[WRITTEN PROBLEM]
Lines containing the string "available" are to be collected in full.

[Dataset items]
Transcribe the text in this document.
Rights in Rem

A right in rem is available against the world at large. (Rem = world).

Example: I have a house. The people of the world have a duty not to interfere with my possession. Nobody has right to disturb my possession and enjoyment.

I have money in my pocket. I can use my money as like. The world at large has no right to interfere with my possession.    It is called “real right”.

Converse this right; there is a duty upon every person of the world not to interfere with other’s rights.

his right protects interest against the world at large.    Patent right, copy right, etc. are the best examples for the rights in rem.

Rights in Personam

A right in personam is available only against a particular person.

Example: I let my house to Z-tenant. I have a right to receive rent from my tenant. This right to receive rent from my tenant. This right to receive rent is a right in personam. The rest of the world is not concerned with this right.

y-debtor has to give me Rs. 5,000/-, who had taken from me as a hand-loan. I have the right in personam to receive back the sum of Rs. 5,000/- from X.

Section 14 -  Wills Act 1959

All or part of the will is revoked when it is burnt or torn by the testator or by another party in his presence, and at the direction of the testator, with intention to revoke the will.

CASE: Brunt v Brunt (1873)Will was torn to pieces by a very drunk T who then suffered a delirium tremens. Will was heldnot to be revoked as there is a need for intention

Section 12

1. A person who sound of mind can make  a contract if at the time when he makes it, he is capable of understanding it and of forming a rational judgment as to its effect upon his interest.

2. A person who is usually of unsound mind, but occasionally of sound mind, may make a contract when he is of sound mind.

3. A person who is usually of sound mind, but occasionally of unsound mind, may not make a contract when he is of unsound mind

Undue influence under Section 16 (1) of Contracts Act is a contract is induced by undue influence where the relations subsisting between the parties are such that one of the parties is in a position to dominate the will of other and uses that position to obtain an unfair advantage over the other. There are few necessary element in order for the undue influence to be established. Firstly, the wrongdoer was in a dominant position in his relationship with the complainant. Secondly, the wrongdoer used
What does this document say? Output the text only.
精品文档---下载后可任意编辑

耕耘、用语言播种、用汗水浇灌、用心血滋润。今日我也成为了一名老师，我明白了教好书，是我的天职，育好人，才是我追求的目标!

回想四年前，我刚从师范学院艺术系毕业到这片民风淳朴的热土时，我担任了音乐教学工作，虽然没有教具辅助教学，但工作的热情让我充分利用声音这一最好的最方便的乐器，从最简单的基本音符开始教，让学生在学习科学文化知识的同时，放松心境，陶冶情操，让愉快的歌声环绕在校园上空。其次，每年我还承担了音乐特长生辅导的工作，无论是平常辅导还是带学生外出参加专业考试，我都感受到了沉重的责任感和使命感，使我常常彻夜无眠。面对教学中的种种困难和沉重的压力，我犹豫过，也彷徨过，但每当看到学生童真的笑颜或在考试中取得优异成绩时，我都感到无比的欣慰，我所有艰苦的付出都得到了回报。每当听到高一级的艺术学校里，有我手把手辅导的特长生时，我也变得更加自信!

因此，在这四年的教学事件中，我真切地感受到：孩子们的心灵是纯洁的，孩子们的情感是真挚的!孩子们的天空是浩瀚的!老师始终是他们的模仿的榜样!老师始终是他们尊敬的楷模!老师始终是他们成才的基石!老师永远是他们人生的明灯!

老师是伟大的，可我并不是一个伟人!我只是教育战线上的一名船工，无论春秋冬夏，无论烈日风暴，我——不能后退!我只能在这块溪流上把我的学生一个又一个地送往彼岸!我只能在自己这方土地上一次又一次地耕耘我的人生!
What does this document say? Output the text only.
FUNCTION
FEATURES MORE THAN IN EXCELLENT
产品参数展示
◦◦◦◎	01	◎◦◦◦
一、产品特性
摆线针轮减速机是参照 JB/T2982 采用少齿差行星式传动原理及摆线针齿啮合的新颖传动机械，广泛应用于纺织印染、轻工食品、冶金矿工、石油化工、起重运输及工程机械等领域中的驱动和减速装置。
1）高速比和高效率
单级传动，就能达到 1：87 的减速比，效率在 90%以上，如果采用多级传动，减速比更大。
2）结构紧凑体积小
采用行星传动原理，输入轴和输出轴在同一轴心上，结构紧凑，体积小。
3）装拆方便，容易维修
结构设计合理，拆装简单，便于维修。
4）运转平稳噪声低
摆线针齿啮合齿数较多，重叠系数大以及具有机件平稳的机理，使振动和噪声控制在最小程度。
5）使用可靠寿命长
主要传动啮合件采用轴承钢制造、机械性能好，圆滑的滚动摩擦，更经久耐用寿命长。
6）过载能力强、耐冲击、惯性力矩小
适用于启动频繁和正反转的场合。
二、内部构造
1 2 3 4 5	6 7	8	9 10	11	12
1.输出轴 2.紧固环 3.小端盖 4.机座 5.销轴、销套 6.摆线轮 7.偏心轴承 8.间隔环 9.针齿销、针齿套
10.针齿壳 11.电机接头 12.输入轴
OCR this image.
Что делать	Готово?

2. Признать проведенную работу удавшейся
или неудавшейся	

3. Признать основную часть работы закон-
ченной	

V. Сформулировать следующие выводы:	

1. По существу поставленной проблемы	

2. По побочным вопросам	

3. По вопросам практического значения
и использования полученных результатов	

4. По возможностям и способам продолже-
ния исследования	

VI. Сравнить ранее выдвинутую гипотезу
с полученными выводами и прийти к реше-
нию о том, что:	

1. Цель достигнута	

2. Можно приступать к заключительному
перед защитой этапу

[ANSWER FOR THIS EXERCISE]
A right in rem is available against the world at large. (Rem = world).
A right in personam is available only against a particular person.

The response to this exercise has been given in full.